** Start PROVIDED RECORDS **

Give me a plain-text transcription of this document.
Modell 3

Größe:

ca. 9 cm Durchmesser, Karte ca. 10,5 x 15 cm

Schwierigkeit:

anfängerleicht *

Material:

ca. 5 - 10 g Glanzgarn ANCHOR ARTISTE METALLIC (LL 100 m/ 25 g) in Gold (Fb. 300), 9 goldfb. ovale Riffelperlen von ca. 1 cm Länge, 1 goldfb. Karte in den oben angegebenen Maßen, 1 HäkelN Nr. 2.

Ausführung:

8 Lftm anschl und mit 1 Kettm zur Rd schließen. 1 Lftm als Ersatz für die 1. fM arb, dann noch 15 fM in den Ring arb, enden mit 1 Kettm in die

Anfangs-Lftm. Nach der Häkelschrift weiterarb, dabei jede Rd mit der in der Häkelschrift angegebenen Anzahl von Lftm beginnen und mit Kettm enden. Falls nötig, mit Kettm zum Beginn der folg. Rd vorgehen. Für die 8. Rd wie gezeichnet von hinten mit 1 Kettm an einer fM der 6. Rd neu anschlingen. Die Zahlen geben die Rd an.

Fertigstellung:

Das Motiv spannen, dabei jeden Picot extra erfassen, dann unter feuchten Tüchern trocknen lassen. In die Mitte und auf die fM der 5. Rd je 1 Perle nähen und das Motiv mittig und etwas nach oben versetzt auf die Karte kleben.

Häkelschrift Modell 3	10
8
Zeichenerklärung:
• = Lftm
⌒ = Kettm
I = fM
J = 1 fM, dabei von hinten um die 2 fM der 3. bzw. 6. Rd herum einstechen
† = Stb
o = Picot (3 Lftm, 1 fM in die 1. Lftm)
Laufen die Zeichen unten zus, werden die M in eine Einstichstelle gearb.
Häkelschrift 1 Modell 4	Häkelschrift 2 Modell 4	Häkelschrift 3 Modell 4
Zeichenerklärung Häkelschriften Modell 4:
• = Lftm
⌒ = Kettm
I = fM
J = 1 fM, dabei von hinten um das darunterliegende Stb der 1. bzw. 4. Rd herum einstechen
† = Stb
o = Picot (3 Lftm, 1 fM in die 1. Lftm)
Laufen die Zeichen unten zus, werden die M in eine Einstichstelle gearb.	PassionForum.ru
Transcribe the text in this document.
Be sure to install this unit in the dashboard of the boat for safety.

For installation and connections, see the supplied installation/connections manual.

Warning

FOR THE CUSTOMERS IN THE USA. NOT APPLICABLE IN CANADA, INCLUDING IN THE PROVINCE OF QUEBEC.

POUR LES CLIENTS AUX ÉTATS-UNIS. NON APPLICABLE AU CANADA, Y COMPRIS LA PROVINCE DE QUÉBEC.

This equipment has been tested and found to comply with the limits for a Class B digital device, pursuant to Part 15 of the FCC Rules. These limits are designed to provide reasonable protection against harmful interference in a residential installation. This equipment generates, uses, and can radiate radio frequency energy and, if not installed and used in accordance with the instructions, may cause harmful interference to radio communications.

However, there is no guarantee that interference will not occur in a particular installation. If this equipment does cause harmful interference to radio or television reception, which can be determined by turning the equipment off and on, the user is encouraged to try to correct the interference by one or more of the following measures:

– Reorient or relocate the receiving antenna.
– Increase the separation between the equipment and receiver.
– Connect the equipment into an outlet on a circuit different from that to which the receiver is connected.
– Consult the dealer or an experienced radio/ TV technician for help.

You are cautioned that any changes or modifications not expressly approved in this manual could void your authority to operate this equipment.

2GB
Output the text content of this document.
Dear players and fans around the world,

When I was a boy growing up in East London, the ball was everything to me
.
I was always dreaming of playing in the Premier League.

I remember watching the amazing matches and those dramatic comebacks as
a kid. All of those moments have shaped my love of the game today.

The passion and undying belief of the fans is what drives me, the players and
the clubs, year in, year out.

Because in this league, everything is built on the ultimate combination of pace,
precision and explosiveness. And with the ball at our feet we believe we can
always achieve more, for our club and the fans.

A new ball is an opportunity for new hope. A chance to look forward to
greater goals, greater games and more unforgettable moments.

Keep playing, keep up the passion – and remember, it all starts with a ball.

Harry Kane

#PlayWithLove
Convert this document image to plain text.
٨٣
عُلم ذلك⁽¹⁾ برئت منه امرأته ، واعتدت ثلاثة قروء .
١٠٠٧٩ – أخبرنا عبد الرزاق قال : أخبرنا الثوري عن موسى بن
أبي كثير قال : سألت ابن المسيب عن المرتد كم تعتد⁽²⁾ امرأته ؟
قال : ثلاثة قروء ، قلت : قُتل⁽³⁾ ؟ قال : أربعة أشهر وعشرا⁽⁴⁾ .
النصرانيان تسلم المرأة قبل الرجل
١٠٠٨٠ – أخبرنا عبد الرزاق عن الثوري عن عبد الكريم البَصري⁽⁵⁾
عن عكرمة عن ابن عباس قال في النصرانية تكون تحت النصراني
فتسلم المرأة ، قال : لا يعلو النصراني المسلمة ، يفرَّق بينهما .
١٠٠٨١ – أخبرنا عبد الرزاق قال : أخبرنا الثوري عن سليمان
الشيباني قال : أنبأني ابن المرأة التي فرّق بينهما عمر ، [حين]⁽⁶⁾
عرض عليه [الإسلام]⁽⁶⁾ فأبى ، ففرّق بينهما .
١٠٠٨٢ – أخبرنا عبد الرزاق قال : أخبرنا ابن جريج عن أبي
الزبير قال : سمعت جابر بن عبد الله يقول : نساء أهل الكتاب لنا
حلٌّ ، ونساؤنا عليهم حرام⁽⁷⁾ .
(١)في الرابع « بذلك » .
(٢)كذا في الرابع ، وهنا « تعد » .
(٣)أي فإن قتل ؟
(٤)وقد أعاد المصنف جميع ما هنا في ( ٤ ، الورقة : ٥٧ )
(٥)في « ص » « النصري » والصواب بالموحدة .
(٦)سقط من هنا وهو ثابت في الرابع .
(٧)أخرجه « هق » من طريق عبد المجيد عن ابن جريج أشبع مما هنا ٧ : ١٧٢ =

** End PROVIDED RECORDS **

* [WHAT NEEDS TO BE DONE]
Copy out all lines from the material above that contain the string "الثوري".

* [TASK RESULT]
١٠٠٧٩ – أخبرنا عبد الرزاق قال : أخبرنا الثوري عن موسى بن
١٠٠٨٠ – أخبرنا عبد الرزاق عن الثوري عن عبد الكريم البَصري⁽⁵⁾
١٠٠٨١ – أخبرنا عبد الرزاق قال : أخبرنا الثوري عن سليمان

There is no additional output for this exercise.